Source text:
--- START ---

5) There are far too many code examples in this book. Many of them could be easily put only at the corresponding website, and only some could stay to give better intuition on how QC circuits are implemented in practice. Currently, these code example look like they are here to make enough pages for the book, and not to serve the reader as the primary goal.
Whew! Heavy. Thin book. Thick with information, however, especially math. Understandable to me in general. I'm not big on math. I'm more intuitive in that regard--I know things are supposed to be balanced and even out. In computer science, that usually means things have to end up at a value of 1 or 0. I'm vaguely familiar with matrix multiplication, etc. The book is very well laid out. Everything is explained and well-defined, even the math sections. Need a review of set theory--it's there. Definitions for Bloch sphere, vector space, etc. It was interesting to get an idea where the research, technology and theory are all at regarding Quantum computing at this point in time. Mostly research. The really interesting thing is that even when QCs become feasible and physically possible, you still need a traditional computer to input info into the QC for processing, and then the results of the processing get output to the traditional computer for interpretation. Kind of like using an adding machine to come up with figures to punch into a traditional computer and then plugging the results of the computer's calculation back into adding machine. Not the most perfect analogy, but close. It was also interesting to see that all of the researchers agreed to mainly work together and use a Q variation of Python to work on projects. The only hold out, of course, is Microsoft, who wants to use Q# ("Q sharp" a variation on C#). They always have to try and force people into using something they design or use. Life would be so much easier if they would just play along with everyone else to move research and development forward at a faster pace, for the common good of all. Never happens.
This is a straightforward intro book. It explains to you different levels of complexity problems such as the difference between big o notation and its relation to P vs NP hard (as I read quantum blogs, people talk as if you are expected to know those differences).
I wish it covered deeper into applications. But given there're not that many books in quantum computing, this was a well-worth the read. The last quarter of the book is dedicated for mathematical concepts/notations you should know.

--- END ---

Work to complete:
In the quantum computing book reviews, what language does Microsoft want to use instead of the Python variation the other researchers agreed on? The rows that follow are not needed for this exercise.

Data section:
--- START ---

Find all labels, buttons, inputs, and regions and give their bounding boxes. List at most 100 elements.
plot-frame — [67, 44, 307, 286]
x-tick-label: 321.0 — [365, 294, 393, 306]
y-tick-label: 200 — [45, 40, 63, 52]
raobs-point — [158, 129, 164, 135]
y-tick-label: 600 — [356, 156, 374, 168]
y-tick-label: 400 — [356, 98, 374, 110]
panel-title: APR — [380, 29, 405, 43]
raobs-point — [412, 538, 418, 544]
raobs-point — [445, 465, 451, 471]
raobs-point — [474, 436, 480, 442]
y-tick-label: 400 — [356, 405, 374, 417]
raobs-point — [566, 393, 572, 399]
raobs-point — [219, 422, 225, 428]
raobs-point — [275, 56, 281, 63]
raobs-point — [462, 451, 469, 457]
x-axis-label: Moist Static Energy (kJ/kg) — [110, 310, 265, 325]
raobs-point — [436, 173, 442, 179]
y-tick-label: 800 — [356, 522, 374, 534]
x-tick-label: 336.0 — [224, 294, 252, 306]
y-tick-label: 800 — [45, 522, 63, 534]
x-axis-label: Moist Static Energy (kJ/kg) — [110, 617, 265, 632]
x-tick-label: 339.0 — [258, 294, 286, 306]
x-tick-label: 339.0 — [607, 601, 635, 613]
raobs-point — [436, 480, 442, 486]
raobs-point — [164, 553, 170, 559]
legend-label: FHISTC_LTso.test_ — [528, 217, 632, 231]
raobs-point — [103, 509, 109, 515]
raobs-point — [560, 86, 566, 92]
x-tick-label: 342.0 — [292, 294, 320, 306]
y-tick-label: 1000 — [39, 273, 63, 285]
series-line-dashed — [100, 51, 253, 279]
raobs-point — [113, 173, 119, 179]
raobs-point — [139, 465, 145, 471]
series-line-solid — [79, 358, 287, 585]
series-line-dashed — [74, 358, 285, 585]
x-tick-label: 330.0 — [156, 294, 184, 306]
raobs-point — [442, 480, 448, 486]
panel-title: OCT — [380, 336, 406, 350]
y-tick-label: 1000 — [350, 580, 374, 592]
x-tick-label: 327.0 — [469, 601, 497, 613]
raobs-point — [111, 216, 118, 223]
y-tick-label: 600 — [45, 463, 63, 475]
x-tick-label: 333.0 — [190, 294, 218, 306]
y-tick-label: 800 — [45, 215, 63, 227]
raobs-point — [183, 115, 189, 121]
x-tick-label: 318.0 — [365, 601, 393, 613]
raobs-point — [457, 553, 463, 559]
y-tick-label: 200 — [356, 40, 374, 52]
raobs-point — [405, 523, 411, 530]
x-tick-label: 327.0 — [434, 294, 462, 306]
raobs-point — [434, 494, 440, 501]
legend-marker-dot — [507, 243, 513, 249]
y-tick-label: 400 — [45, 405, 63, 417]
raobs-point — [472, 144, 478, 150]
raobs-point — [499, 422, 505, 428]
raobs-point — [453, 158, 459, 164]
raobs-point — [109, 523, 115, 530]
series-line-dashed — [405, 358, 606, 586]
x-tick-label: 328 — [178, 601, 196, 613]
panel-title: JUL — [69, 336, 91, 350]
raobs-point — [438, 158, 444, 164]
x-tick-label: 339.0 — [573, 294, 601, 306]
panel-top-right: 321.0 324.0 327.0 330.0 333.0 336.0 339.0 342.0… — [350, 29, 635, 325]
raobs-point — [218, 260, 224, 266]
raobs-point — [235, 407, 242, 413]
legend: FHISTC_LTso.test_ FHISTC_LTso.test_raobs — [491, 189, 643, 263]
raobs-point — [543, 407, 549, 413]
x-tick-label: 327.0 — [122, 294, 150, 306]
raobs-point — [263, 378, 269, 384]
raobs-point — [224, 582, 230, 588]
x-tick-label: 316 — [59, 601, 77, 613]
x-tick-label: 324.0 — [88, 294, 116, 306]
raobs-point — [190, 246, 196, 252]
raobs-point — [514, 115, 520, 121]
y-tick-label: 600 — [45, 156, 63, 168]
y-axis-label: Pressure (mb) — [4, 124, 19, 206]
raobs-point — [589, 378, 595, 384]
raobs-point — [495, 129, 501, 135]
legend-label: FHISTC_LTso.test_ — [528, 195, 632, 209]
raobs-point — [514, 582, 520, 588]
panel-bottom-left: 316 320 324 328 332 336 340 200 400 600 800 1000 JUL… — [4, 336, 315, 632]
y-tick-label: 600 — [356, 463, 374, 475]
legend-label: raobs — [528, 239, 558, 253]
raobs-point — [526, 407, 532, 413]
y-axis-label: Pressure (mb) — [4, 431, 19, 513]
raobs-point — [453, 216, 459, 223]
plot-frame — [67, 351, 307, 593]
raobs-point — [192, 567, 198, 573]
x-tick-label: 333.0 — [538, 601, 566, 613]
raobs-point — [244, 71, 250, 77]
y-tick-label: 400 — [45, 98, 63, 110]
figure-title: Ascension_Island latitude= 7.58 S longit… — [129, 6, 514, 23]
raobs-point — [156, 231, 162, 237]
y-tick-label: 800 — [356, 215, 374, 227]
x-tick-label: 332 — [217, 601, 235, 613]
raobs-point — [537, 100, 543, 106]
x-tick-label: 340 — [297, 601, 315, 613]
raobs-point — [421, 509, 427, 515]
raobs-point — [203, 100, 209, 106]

--- END ---

Answer to the problem:
Q# ("Q sharp"), a variation on C#.